= SUPPLIED TEXT =
━━━━━━

Infertility in women: what assessment? | Eurofins Biomnis

Infertility is a disease defined as the absence of pregnancy despite regular unprotected sexual intercourse for a period of at least 12 months.

According to the WHO report, the estimated prevalence of infertility worldwide between 1990 and 2021 is 17.5%, meaning that one person in 6 has had at least one experience of infertility in their lifetime.

Periodic” prevalence, defined as the proportion of the population having suffered from infertility at a given time or over a given period, which may be current or past, is estimated at 12.6%.

Fertility disorders therefore affect almost 1 in 4 couples, and their incidence is increasing due to the rising age of desire for children and environmental factors. Overall, the etiologies of infertility concern women in 25% of cases, men in 25% of cases; they are mixed in 25% of cases and, in 25% of cases, remain unexplained. In fact, both members of the couple should be investigated.

In this section, we will only deal with infertility in women.

━━━━━━

= AVAILABLE DATA =
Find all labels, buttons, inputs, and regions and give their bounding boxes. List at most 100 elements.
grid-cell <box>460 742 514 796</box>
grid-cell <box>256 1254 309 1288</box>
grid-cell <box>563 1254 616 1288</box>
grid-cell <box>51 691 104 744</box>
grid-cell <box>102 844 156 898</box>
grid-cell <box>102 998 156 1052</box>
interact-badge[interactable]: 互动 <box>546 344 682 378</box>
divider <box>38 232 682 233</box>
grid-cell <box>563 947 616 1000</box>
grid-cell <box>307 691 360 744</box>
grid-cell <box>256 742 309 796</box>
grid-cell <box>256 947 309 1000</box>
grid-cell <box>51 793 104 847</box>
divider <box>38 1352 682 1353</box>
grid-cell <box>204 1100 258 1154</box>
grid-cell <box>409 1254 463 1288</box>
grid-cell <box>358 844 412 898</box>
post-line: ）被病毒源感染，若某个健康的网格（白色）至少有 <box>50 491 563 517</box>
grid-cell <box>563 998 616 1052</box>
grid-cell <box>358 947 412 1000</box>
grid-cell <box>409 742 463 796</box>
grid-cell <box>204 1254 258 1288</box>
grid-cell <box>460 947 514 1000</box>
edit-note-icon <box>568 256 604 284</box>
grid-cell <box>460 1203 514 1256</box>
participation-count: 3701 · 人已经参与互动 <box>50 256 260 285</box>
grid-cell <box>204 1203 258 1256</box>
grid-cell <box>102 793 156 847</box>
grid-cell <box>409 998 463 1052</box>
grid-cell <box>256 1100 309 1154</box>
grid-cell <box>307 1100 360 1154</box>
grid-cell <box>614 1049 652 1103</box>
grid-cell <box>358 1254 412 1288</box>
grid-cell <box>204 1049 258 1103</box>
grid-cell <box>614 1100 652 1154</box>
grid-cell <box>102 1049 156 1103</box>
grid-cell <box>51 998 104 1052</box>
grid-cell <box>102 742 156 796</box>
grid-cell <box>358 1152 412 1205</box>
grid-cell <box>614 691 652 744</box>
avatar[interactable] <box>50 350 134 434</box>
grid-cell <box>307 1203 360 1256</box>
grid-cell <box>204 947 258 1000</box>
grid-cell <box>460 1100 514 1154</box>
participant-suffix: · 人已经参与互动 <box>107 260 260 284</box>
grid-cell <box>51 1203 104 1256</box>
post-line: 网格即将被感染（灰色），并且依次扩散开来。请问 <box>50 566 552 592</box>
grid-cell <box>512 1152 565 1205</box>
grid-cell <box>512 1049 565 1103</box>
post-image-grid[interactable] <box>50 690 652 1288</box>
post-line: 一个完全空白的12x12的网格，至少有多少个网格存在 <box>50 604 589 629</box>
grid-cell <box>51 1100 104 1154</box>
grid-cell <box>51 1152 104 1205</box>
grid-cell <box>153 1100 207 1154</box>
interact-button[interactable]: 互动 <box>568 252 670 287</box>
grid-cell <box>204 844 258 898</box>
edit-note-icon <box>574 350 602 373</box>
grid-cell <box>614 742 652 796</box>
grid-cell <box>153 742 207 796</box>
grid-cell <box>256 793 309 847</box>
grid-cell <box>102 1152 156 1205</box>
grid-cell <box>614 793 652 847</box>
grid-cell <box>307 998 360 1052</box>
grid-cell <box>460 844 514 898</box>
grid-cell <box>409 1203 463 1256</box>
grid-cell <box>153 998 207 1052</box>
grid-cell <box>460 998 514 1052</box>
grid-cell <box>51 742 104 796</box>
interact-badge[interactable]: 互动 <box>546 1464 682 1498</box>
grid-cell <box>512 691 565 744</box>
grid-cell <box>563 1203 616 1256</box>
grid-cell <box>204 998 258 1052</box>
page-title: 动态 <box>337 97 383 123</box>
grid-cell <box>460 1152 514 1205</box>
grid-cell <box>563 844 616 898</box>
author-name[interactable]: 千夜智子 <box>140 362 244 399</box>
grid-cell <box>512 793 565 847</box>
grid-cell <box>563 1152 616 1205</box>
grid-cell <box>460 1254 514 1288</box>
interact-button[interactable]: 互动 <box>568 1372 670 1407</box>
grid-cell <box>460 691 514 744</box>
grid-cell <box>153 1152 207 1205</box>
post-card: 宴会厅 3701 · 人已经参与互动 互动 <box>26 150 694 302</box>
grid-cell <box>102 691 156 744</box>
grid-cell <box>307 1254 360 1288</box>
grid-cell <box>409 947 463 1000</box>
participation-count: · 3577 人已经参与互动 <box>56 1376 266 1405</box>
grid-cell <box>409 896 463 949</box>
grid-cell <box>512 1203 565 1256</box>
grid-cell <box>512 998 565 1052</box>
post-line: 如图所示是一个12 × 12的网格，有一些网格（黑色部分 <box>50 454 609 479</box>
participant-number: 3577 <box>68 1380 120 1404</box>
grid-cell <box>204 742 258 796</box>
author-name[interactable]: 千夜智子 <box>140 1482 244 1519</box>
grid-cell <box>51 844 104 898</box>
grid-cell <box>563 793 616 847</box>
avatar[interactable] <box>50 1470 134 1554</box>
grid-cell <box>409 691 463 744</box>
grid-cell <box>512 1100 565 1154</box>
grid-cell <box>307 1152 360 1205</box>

━━━━━━

= GOAL OF THE EXERCISE =
Answer these questions from the text about infertility in women.
1. For at least how many months must pregnancy be absent despite regular unprotected intercourse for infertility to be defined?
2. What worldwide prevalence of infertility between 1990 and 2021 does the WHO report estimate?
3. In what percentage of cases does the cause of infertility remain unexplained?
Rely only on the text about infertility in women, not on the records.

= EXERCISE SOLUTION =
1. 12 months
2. 17.5%
3. 25%